> [Raw data]

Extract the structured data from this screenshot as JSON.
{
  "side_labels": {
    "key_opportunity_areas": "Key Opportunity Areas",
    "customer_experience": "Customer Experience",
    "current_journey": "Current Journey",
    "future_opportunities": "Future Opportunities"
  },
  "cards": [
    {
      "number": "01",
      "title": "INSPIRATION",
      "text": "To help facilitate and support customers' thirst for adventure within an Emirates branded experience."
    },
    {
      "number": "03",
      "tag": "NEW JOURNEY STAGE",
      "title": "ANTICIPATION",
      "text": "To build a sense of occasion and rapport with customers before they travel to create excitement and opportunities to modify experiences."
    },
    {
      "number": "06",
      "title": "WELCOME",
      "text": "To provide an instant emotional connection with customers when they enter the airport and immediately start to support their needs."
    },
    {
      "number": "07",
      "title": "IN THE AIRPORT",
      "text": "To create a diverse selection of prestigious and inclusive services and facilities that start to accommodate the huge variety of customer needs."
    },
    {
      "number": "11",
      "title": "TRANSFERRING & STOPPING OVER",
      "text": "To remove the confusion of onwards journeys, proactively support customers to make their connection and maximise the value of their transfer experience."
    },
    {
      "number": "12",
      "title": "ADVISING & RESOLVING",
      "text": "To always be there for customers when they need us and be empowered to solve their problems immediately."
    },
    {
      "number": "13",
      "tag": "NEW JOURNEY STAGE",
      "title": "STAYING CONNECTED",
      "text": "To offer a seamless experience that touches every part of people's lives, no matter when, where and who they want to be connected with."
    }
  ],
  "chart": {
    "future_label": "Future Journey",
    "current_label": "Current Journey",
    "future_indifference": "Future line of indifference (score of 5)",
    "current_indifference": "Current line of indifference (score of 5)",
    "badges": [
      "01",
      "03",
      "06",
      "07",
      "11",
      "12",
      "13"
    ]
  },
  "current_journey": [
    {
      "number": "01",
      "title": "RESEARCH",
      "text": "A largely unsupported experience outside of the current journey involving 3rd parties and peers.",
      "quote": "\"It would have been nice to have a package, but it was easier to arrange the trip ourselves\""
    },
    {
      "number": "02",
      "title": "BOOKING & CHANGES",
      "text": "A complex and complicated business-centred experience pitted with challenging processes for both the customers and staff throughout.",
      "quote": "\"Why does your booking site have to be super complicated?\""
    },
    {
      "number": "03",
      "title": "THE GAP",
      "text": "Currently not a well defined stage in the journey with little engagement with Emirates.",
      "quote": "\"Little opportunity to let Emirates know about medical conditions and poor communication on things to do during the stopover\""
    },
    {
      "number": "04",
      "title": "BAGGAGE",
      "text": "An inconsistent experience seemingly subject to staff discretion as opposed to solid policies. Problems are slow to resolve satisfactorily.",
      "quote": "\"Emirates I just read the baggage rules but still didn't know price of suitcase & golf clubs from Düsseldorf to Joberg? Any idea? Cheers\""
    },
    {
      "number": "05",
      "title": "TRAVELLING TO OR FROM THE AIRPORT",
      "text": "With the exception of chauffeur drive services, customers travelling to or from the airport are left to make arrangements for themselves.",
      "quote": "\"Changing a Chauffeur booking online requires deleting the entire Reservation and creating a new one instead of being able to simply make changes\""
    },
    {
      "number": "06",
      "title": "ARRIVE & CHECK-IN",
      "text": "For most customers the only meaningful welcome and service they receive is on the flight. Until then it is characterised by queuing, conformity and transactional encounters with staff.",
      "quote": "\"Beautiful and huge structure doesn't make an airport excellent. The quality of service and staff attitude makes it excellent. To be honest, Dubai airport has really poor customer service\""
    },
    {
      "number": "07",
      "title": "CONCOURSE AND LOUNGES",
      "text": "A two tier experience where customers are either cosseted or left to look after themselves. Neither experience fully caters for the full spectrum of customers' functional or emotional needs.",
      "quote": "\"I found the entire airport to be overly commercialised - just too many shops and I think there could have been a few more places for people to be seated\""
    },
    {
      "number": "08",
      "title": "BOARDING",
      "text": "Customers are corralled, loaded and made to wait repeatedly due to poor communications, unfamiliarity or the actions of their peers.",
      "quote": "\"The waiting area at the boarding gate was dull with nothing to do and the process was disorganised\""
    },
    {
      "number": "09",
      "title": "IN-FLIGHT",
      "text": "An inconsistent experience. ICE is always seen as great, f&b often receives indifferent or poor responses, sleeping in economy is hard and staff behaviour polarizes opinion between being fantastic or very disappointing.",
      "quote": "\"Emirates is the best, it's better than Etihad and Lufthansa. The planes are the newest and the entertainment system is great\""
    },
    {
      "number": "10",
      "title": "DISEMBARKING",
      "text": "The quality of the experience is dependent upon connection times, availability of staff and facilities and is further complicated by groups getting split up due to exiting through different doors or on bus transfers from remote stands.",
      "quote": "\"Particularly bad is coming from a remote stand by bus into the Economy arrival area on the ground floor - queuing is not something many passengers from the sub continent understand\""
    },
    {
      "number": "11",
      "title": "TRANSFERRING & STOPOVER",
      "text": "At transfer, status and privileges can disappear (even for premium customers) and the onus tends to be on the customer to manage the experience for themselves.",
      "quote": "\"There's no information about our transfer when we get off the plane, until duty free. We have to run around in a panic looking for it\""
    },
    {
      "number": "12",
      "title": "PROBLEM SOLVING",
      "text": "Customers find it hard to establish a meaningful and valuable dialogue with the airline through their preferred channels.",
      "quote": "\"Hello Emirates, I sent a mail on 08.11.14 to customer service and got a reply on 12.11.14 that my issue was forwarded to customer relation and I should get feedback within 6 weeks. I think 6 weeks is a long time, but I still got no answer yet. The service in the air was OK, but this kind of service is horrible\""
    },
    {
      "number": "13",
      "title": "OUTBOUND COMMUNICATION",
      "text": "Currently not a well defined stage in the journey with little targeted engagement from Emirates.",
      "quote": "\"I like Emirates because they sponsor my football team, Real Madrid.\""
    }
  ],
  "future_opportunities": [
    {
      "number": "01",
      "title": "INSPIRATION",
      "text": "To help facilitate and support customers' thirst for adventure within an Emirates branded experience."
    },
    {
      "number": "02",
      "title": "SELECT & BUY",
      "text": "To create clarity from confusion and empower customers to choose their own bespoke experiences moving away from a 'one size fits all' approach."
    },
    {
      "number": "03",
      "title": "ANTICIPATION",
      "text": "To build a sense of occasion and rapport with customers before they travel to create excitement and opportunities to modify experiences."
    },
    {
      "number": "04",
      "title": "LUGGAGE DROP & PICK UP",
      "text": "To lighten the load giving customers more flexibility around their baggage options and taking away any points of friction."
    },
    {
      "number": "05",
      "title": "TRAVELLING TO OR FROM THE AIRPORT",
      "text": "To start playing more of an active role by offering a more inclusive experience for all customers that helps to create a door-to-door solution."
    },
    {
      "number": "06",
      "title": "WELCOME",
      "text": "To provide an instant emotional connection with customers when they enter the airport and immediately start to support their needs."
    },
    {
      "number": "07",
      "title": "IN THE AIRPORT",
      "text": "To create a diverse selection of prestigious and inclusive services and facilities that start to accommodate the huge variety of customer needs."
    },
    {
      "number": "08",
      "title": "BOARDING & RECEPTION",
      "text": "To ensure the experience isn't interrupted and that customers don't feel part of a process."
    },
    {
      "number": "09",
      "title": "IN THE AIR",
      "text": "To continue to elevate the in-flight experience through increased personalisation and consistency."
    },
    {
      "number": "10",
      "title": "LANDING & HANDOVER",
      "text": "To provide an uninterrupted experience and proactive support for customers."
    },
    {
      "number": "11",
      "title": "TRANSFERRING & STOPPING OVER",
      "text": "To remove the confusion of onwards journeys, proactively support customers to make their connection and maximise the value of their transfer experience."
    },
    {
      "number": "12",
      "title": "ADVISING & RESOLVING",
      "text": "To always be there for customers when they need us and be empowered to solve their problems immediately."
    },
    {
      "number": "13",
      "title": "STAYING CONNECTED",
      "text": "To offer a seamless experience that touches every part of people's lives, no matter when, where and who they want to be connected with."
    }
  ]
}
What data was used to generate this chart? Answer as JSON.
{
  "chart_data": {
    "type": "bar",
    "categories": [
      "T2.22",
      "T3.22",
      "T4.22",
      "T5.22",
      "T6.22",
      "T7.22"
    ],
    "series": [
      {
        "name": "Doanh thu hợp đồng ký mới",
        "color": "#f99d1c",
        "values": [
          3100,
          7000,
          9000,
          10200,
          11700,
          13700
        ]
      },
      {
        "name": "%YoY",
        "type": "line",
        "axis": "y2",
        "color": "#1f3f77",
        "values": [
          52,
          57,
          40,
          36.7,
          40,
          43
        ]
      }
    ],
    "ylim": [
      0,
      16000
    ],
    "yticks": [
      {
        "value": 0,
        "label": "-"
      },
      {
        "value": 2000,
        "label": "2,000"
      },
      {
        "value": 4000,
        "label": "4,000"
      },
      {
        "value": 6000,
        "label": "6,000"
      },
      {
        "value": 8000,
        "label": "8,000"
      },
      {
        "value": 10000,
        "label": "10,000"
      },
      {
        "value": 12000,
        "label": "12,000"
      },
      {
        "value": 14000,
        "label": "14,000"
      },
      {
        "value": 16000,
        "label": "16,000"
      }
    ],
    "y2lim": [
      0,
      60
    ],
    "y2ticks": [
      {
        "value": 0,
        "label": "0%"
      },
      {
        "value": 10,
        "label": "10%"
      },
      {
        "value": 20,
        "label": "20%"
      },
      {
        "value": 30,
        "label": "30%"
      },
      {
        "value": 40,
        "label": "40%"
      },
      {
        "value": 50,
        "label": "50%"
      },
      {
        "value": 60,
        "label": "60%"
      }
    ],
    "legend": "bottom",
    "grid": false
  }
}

> [What you have to do]
Copy each line holding the word "great" from the listing above.

> [Task solution]
      "text": "An inconsistent experience. ICE is always seen as great, f&b often receives indifferent or poor responses, sleeping in economy is hard and staff behaviour polarizes opinion between being fantastic or very disappointing.",
      "quote": "\"Emirates is the best, it's better than Etihad and Lufthansa. The planes are the newest and the entertainment system is great\""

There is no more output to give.